§ **Aim**
Below are records. Count every line containing the word "украинского" and give the number alone.

### Supplied information

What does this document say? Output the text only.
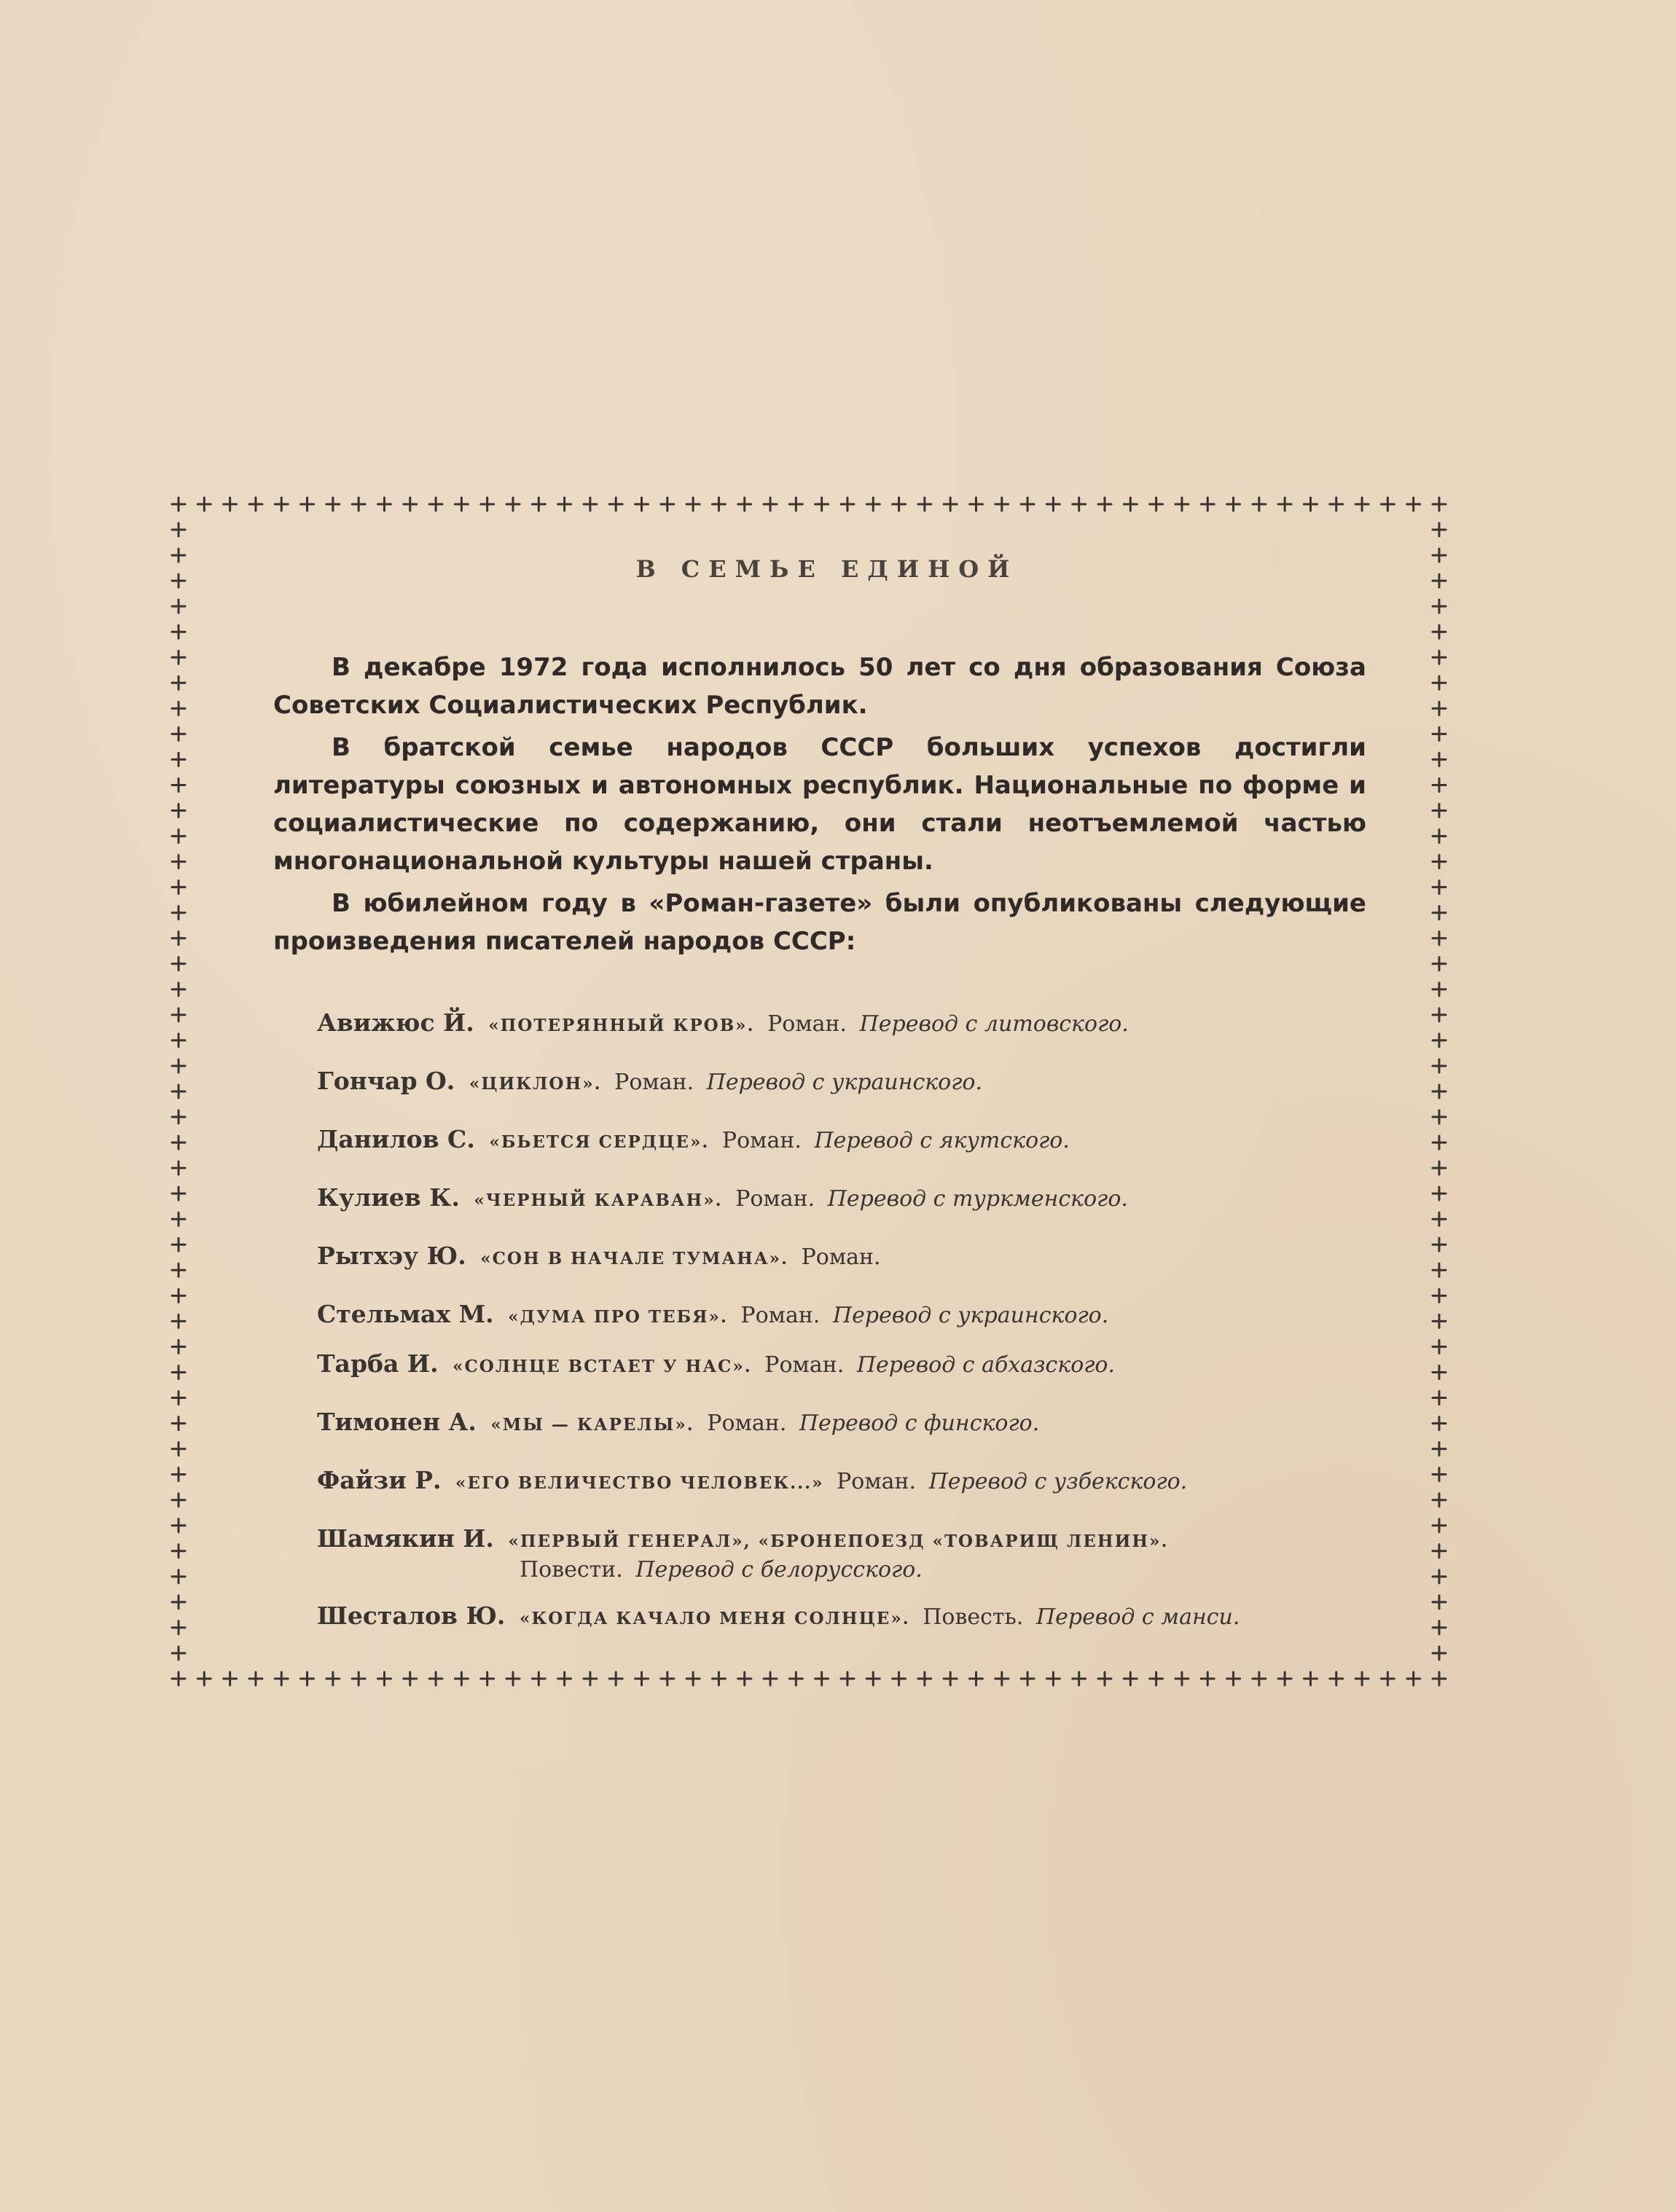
В СЕМЬЕ ЕДИНОЙ

В декабре 1972 года исполнилось 50 лет со дня образования Союза Советских Социалистических Республик.

В братской семье народов СССР больших успехов достигли литературы союзных и автономных республик. Национальные по форме и социалистические по содержанию, они стали неотъемлемой частью многонациональной культуры нашей страны.

В юбилейном году в «Роман-газете» были опубликованы следующие произведения писателей народов СССР:

Авижюс Й. «ПОТЕРЯННЫЙ КРОВ». Роман. Перевод с литовского.
Гончар О. «ЦИКЛОН». Роман. Перевод с украинского.
Данилов С. «БЬЕТСЯ СЕРДЦЕ». Роман. Перевод с якутского.
Кулиев К. «ЧЕРНЫЙ КАРАВАН». Роман. Перевод с туркменского.
Рытхэу Ю. «СОН В НАЧАЛЕ ТУМАНА». Роман.
Стельмах М. «ДУМА ПРО ТЕБЯ». Роман. Перевод с украинского.
Тарба И. «СОЛНЦЕ ВСТАЕТ У НАС». Роман. Перевод с абхазского.
Тимонен А. «МЫ — КАРЕЛЫ». Роман. Перевод с финского.
Файзи Р. «ЕГО ВЕЛИЧЕСТВО ЧЕЛОВЕК...» Роман. Перевод с узбекского.
Шамякин И. «ПЕРВЫЙ ГЕНЕРАЛ», «БРОНЕПОЕЗД «ТОВАРИЩ ЛЕНИН».
Повести. Перевод с белорусского.
Шесталов Ю. «КОГДА КАЧАЛО МЕНЯ СОЛНЦЕ». Повесть. Перевод с манси.
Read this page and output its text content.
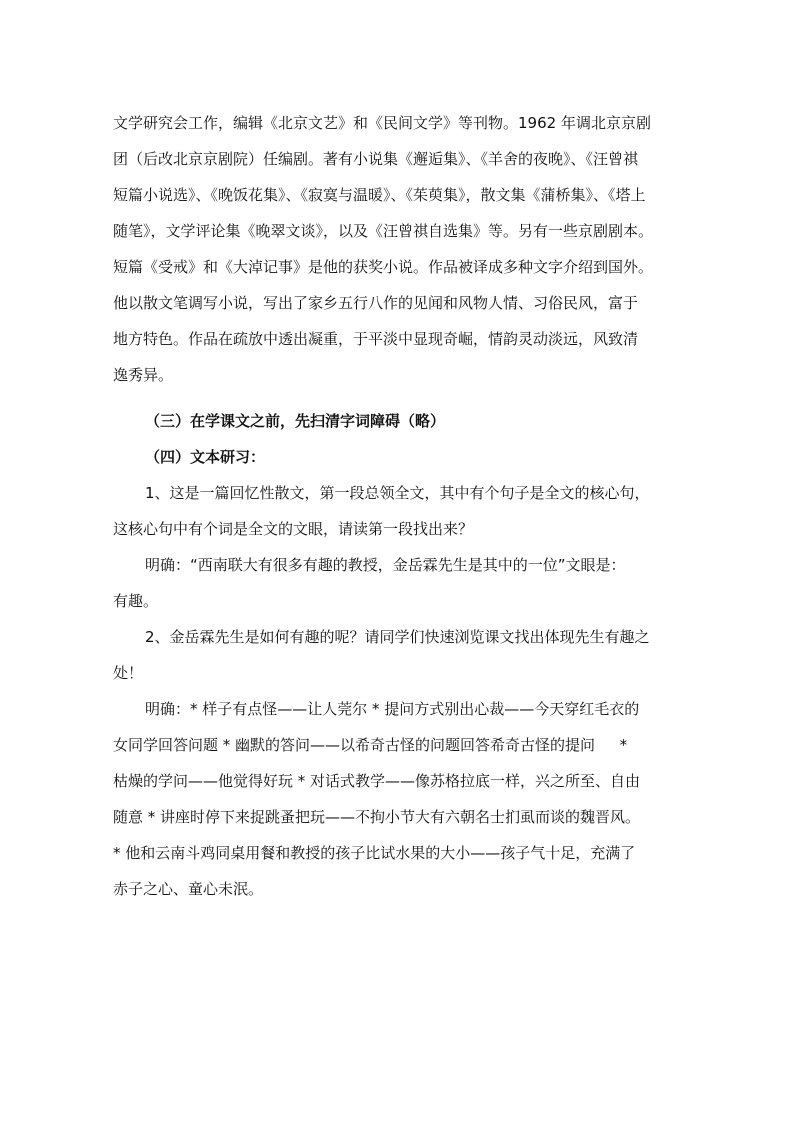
文学研究会工作，编辑《北京文艺》和《民间文学》等刊物。1962 年调北京京剧
团（后改北京京剧院）任编剧。著有小说集《邂逅集》、《羊舍的夜晚》、《汪曾祺
短篇小说选》、《晚饭花集》、《寂寞与温暖》、《茱萸集》，散文集《蒲桥集》、《塔上
随笔》，文学评论集《晚翠文谈》，以及《汪曾祺自选集》等。另有一些京剧剧本。
短篇《受戒》和《大淖记事》是他的获奖小说。作品被译成多种文字介绍到国外。
他以散文笔调写小说，写出了家乡五行八作的见闻和风物人情、习俗民风，富于
地方特色。作品在疏放中透出凝重，于平淡中显现奇崛，情韵灵动淡远，风致清
逸秀异。
（三）在学课文之前，先扫清字词障碍（略）
（四）文本研习：
1、这是一篇回忆性散文，第一段总领全文，其中有个句子是全文的核心句，
这核心句中有个词是全文的文眼，请读第一段找出来？
明确：“西南联大有很多有趣的教授，金岳霖先生是其中的一位”文眼是：
有趣。
2、金岳霖先生是如何有趣的呢？请同学们快速浏览课文找出体现先生有趣之
处！
明确：* 样子有点怪——让人莞尔 * 提问方式别出心裁——今天穿红毛衣的
女同学回答问题 * 幽默的答问——以希奇古怪的问题回答希奇古怪的提问 　 *
枯燥的学问——他觉得好玩 * 对话式教学——像苏格拉底一样，兴之所至、自由
随意 * 讲座时停下来捉跳蚤把玩——不拘小节大有六朝名士扪虱而谈的魏晋风。
* 他和云南斗鸡同桌用餐和教授的孩子比试水果的大小——孩子气十足，充满了
赤子之心、童心未泯。
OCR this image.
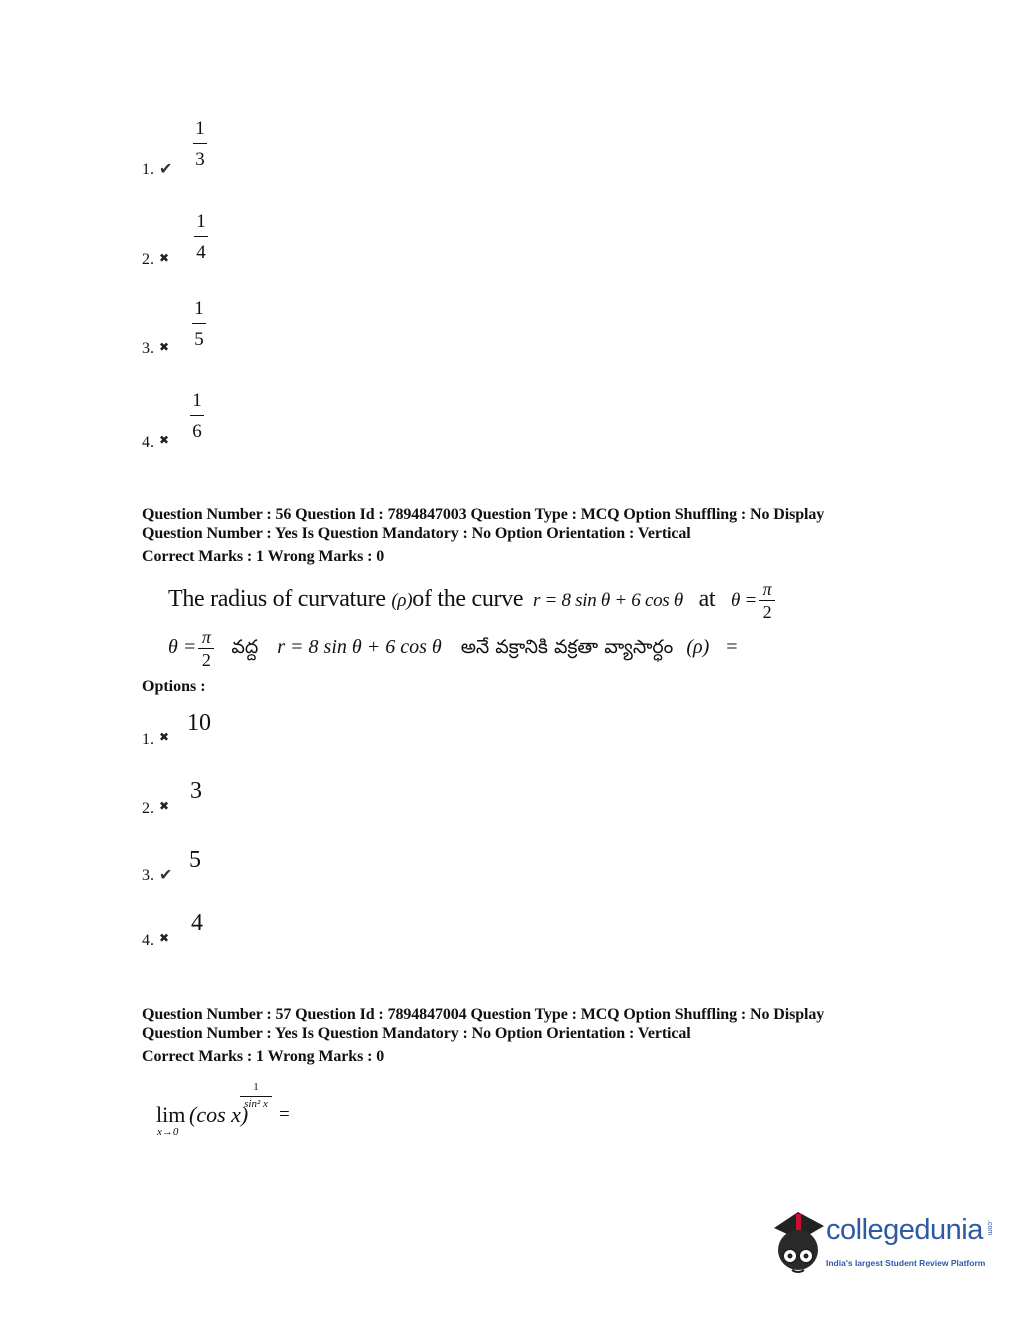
1. ✔
1
3
2. ✖
1
4
3. ✖
1
5
4. ✖
1
6
Question Number : 56 Question Id : 7894847003 Question Type : MCQ Option Shuffling : No Display
Question Number : Yes Is Question Mandatory : No Option Orientation : Vertical
Correct Marks : 1 Wrong Marks : 0
The radius of curvature (ρ)of the curve r = 8 sin θ + 6 cos θ at $\theta = \frac{\pi}{2}$
$\theta = \frac{\pi}{2}$ వద్ద r = 8 sin θ + 6 cos θ అనే వక్రానికి వక్రతా వ్యాసార్ధం (ρ) =
Options :
1. ✖
10
2. ✖
3
3. ✔
5
4. ✖
4
Question Number : 57 Question Id : 7894847004 Question Type : MCQ Option Shuffling : No Display
Question Number : Yes Is Question Mandatory : No Option Orientation : Vertical
Correct Marks : 1 Wrong Marks : 0
lim
x→0
(cos x)
1
sin² x =
collegedunia .com
India's largest Student Review Platform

######

§ **The response**
2